* _EXERCISE INSTRUCTIONS_: State the number of lines that contain the word "true", and add nothing else.

* _SUPPLIED ENTRIES_:
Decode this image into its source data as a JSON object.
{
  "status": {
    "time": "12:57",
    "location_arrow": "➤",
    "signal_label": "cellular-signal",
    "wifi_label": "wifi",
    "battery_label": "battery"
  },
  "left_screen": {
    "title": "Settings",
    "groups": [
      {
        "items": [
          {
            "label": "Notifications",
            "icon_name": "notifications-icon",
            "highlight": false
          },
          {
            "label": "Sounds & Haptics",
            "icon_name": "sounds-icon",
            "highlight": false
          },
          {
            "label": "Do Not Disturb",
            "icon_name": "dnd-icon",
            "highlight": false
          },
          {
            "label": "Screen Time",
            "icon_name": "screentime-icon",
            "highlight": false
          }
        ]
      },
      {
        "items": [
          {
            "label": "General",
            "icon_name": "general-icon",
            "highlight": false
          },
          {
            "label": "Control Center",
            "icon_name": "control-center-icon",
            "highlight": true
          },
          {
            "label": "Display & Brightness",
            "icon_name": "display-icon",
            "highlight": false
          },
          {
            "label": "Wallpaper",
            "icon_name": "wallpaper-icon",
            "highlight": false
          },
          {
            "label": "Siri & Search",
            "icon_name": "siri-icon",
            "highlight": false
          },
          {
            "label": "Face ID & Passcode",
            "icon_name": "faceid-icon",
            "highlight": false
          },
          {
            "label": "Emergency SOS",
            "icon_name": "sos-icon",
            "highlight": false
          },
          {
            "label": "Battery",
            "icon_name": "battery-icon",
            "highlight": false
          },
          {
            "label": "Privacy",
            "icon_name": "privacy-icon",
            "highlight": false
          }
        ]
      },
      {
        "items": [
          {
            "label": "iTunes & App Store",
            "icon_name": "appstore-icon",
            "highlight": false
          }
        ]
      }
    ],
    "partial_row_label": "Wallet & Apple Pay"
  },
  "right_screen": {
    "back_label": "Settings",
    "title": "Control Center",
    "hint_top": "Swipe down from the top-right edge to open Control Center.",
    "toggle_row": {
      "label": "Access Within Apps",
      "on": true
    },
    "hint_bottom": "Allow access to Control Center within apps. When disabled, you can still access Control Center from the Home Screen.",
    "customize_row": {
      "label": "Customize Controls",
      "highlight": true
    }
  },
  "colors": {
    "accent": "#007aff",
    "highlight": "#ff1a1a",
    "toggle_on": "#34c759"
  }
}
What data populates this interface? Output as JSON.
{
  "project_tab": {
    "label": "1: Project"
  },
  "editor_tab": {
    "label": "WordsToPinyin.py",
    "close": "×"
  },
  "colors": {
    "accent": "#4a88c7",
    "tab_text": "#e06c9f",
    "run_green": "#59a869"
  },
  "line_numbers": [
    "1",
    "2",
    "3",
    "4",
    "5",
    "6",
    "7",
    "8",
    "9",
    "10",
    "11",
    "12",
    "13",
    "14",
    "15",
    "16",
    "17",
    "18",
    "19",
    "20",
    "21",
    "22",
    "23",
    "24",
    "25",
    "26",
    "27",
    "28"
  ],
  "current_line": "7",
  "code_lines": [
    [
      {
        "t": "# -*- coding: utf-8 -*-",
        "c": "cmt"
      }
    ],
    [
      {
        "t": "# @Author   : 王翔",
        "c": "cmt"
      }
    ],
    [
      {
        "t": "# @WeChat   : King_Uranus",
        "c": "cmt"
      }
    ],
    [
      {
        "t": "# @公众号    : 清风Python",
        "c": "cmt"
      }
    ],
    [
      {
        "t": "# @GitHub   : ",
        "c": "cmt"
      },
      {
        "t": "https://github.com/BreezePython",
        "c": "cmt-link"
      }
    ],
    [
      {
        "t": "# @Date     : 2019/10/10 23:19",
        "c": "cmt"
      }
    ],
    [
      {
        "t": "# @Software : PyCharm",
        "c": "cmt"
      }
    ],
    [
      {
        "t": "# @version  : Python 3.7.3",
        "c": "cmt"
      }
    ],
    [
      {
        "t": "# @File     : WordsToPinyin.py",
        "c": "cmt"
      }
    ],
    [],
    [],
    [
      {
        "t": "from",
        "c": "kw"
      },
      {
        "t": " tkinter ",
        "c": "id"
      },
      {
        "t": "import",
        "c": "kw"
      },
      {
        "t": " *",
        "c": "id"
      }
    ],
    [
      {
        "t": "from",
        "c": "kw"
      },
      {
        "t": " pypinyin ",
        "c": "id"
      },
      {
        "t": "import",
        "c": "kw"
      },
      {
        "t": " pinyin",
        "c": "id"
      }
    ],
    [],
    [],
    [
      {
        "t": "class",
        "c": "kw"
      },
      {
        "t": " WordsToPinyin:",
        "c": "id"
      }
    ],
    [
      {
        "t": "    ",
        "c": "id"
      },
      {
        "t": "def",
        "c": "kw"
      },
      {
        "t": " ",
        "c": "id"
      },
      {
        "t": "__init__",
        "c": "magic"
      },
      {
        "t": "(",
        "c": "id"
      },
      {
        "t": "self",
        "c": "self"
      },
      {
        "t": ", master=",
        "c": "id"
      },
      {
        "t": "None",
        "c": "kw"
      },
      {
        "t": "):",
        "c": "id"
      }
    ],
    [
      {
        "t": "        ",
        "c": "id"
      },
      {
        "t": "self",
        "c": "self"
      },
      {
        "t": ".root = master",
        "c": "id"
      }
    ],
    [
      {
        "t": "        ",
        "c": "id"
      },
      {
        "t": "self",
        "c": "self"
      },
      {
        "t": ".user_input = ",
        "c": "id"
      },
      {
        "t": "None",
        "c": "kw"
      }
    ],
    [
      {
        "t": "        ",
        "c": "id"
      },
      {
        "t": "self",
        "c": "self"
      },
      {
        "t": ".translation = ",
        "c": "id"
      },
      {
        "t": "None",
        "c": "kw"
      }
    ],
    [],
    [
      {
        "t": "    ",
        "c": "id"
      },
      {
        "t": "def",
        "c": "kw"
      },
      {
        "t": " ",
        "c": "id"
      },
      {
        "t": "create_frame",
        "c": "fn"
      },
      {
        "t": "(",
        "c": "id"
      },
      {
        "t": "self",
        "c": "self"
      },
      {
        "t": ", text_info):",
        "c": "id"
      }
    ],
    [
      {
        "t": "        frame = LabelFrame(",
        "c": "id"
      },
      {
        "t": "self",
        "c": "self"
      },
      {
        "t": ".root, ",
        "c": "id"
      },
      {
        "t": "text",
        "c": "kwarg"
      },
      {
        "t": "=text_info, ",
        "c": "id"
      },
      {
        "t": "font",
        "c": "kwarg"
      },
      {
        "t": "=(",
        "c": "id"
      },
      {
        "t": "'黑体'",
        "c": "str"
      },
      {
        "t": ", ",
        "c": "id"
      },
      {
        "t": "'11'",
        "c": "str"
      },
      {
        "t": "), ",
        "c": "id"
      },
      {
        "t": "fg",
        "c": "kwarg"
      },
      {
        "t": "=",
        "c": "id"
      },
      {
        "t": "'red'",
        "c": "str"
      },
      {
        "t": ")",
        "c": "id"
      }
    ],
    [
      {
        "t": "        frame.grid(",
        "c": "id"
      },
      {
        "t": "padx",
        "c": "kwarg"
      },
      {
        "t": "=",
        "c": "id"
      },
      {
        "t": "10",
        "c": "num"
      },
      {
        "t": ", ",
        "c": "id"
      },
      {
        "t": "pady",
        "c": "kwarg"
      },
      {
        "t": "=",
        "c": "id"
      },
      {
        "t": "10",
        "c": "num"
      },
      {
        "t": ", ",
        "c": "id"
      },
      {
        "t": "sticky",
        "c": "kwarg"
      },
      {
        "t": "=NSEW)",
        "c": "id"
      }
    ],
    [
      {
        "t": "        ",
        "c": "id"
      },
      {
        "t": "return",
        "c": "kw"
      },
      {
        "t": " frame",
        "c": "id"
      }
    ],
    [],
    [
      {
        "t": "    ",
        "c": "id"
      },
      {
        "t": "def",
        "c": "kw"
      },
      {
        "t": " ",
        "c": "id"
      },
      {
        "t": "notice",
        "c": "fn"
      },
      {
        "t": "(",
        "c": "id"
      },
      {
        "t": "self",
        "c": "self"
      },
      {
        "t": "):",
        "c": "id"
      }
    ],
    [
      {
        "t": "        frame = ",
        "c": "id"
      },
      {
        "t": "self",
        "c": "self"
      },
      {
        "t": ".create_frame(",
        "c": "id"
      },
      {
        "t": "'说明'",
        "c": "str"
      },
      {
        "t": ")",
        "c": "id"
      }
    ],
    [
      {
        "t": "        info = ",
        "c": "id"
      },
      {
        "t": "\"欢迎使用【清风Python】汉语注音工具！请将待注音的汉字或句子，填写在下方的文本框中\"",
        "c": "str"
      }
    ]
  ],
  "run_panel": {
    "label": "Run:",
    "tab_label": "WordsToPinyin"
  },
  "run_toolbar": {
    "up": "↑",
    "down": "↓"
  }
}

* _THE ANSWER_: 3